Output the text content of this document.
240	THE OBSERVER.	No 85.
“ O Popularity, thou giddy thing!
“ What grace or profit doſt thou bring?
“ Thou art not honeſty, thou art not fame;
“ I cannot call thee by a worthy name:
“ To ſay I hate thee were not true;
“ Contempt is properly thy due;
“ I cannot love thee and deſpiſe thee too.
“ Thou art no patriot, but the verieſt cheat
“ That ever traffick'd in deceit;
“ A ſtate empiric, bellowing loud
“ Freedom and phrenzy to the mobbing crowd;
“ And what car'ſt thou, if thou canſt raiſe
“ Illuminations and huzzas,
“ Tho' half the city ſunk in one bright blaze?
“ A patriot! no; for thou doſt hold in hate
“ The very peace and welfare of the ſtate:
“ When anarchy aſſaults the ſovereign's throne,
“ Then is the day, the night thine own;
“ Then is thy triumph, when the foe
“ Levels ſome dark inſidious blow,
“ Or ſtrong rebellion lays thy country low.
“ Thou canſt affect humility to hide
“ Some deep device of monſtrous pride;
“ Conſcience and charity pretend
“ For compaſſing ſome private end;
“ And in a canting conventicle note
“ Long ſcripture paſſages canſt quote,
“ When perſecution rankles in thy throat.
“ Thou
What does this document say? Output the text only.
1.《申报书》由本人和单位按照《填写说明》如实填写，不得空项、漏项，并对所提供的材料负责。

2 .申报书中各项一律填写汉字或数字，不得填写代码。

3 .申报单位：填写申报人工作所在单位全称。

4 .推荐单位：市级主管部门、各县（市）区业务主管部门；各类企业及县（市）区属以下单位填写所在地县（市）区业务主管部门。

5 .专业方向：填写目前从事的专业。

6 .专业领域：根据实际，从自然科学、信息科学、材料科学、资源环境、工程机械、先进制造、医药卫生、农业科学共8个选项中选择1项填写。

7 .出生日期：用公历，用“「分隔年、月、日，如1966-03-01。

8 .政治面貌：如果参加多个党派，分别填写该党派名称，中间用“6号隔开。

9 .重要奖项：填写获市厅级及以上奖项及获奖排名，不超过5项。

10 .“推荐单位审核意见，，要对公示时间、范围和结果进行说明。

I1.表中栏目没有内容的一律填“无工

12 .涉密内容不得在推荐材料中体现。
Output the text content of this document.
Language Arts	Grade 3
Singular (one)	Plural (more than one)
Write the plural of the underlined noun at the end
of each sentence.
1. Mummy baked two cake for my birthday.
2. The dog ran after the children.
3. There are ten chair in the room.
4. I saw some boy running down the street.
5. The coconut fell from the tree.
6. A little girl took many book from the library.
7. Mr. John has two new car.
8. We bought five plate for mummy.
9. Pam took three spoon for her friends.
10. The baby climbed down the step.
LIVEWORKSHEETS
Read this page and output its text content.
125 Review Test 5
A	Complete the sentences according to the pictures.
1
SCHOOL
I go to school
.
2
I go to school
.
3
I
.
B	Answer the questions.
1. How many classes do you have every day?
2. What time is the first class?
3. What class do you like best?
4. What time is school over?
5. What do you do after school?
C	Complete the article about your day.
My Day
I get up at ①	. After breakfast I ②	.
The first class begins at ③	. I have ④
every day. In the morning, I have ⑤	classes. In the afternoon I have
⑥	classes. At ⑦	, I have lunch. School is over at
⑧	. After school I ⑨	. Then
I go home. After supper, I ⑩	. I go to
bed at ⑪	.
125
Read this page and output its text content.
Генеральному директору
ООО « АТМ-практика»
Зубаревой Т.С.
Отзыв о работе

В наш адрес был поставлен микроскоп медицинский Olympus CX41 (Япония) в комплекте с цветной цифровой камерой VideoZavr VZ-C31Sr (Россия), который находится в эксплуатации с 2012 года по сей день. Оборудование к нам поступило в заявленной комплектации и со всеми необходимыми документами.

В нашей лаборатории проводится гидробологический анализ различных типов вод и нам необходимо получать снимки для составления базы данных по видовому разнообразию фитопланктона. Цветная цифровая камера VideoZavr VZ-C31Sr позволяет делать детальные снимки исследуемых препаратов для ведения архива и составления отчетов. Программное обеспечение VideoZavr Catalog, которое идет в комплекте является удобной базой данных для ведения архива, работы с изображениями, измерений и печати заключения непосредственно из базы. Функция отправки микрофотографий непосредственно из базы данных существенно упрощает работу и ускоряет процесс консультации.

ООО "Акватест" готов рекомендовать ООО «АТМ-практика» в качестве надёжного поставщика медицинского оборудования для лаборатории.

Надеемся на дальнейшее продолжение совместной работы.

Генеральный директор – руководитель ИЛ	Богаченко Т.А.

#### STATED GOAL:
Copy out each line of the records that holds the string "time".

#### EXERCISE ANSWER:
2. What time is the first class?
4. What time is school over?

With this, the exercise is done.